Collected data
:::::
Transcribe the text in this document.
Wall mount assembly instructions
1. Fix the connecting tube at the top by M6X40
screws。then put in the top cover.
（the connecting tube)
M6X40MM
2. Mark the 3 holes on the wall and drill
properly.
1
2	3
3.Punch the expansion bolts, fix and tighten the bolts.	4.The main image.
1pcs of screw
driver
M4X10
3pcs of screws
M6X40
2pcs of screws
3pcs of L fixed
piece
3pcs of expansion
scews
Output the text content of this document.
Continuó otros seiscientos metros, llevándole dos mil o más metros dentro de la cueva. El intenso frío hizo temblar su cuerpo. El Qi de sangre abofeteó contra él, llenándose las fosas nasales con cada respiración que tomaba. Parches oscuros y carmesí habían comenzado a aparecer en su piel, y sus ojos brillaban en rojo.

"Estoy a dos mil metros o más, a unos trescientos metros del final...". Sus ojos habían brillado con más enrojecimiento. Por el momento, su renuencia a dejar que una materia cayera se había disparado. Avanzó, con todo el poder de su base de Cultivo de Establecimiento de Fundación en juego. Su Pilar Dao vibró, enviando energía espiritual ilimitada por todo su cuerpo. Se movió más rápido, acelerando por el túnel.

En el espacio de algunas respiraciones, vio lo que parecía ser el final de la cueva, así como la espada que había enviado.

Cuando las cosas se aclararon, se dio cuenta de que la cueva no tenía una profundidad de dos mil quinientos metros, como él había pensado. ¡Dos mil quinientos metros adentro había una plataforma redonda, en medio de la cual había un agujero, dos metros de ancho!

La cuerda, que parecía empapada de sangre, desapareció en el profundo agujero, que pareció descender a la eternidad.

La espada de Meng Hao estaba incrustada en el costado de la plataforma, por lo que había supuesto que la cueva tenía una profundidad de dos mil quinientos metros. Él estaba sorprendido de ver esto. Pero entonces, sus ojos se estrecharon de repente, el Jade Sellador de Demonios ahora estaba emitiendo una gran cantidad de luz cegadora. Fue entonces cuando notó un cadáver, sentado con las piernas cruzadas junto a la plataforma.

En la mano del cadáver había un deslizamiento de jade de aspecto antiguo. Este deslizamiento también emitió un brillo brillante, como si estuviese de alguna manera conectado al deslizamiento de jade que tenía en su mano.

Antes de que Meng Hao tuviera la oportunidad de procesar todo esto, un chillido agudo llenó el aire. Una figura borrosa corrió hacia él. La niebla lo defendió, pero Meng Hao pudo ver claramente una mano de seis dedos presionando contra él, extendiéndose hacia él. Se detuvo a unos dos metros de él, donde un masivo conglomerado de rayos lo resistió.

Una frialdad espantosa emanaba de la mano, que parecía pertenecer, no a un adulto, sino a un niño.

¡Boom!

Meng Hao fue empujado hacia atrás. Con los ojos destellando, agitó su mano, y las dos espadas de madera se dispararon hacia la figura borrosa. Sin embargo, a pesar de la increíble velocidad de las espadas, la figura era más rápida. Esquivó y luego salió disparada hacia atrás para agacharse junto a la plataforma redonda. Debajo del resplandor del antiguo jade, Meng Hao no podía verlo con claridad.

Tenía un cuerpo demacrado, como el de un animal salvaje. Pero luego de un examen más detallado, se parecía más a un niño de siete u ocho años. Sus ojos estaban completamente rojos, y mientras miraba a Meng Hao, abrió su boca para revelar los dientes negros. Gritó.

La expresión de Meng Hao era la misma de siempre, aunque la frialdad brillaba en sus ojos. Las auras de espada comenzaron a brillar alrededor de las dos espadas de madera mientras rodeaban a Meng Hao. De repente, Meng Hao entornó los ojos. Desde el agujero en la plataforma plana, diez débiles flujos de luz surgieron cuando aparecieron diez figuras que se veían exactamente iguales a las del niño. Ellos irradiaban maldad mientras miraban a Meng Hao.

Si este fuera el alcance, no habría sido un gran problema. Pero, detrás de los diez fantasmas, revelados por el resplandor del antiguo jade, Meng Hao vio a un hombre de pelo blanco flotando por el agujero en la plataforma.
:::::
### The request
Go through the preceding material and copy each line that has the word "borrosa".

### Output of the exercise
Antes de que Meng Hao tuviera la oportunidad de procesar todo esto, un chillido agudo llenó el aire. Una figura borrosa corrió hacia él. La niebla lo defendió, pero Meng Hao pudo ver claramente una mano de seis dedos presionando contra él, extendiéndose hacia él. Se detuvo a unos dos metros de él, donde un masivo conglomerado de rayos lo resistió.
Meng Hao fue empujado hacia atrás. Con los ojos destellando, agitó su mano, y las dos espadas de madera se dispararon hacia la figura borrosa. Sin embargo, a pesar de la increíble velocidad de las espadas, la figura era más rápida. Esquivó y luego salió disparada hacia atrás para agacharse junto a la plataforma redonda. Debajo del resplandor del antiguo jade, Meng Hao no podía verlo con claridad.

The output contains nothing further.